--- WRITTEN EXERCISE ---
Your answer should be a single number: the count of lines in the material below that hold "JSON".

— begin DATA —

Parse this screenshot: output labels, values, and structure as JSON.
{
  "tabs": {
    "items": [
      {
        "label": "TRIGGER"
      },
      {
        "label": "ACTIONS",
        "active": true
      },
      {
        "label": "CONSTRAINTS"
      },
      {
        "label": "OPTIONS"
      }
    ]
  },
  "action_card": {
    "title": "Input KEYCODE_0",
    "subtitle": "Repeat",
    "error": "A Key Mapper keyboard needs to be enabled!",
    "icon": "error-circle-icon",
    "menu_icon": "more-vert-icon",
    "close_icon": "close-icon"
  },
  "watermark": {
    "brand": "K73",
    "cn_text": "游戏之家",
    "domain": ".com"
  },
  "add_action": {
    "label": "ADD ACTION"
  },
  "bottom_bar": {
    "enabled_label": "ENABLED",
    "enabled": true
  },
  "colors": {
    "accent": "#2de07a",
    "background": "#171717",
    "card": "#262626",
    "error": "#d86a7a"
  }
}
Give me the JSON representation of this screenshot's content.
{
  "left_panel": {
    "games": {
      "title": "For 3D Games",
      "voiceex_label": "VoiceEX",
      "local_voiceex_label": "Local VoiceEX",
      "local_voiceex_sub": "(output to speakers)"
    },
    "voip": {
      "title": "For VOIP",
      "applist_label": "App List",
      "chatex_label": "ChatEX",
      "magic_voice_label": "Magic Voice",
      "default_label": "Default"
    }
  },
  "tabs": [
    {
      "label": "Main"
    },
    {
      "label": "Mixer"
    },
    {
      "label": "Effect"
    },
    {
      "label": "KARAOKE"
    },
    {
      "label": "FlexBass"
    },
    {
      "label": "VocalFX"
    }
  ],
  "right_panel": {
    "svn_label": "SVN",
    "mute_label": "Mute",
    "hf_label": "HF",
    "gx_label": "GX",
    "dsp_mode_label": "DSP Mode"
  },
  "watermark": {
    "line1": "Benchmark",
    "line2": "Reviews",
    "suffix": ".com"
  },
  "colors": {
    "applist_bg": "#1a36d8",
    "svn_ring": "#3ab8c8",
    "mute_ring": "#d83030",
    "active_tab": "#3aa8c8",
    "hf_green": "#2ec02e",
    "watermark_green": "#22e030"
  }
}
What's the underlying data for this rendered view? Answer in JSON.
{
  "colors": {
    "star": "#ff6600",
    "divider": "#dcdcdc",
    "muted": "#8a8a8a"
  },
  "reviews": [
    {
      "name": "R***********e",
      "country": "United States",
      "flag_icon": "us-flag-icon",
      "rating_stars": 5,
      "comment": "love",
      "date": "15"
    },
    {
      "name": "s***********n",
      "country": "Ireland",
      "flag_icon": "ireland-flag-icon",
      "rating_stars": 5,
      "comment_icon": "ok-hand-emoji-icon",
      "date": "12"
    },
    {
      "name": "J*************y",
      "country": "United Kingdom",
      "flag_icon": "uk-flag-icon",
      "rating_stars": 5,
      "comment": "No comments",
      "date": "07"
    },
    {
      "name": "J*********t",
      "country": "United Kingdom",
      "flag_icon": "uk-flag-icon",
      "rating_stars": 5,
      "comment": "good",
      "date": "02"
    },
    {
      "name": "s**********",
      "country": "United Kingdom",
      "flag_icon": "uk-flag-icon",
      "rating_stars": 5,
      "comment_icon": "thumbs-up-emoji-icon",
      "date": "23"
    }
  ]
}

— end DATA —

--- REPLY ---
3